• GIVEN PROBLEM:
Extract the complete listing and output it unchanged.
::: GIVEN RECORDS :::
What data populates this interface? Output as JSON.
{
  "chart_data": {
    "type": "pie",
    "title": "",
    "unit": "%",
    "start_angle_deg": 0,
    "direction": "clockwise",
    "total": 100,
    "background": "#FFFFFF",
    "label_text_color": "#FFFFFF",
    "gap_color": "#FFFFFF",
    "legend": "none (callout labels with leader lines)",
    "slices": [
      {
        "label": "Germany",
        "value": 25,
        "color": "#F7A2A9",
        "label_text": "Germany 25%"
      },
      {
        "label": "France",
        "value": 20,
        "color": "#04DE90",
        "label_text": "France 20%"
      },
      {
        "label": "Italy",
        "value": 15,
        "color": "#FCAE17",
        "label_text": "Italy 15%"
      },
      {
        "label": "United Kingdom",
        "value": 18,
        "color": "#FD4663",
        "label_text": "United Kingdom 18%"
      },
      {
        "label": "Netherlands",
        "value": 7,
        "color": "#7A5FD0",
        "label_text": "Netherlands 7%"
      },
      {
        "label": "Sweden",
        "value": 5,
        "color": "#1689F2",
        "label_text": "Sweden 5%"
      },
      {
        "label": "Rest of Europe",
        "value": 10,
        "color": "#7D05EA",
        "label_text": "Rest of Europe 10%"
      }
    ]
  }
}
:::
• OUTPUT OF THE EXERCISE:
What data populates this interface? Output as JSON.
{
  "chart_data": {
    "type": "pie",
    "title": "",
    "unit": "%",
    "start_angle_deg": 0,
    "direction": "clockwise",
    "total": 100,
    "background": "#FFFFFF",
    "label_text_color": "#FFFFFF",
    "gap_color": "#FFFFFF",
    "legend": "none (callout labels with leader lines)",
    "slices": [
      {
        "label": "Germany",
        "value": 25,
        "color": "#F7A2A9",
        "label_text": "Germany 25%"
      },
      {
        "label": "France",
        "value": 20,
        "color": "#04DE90",
        "label_text": "France 20%"
      },
      {
        "label": "Italy",
        "value": 15,
        "color": "#FCAE17",
        "label_text": "Italy 15%"
      },
      {
        "label": "United Kingdom",
        "value": 18,
        "color": "#FD4663",
        "label_text": "United Kingdom 18%"
      },
      {
        "label": "Netherlands",
        "value": 7,
        "color": "#7A5FD0",
        "label_text": "Netherlands 7%"
      },
      {
        "label": "Sweden",
        "value": 5,
        "color": "#1689F2",
        "label_text": "Sweden 5%"
      },
      {
        "label": "Rest of Europe",
        "value": 10,
        "color": "#7D05EA",
        "label_text": "Rest of Europe 10%"
      }
    ]
  }
}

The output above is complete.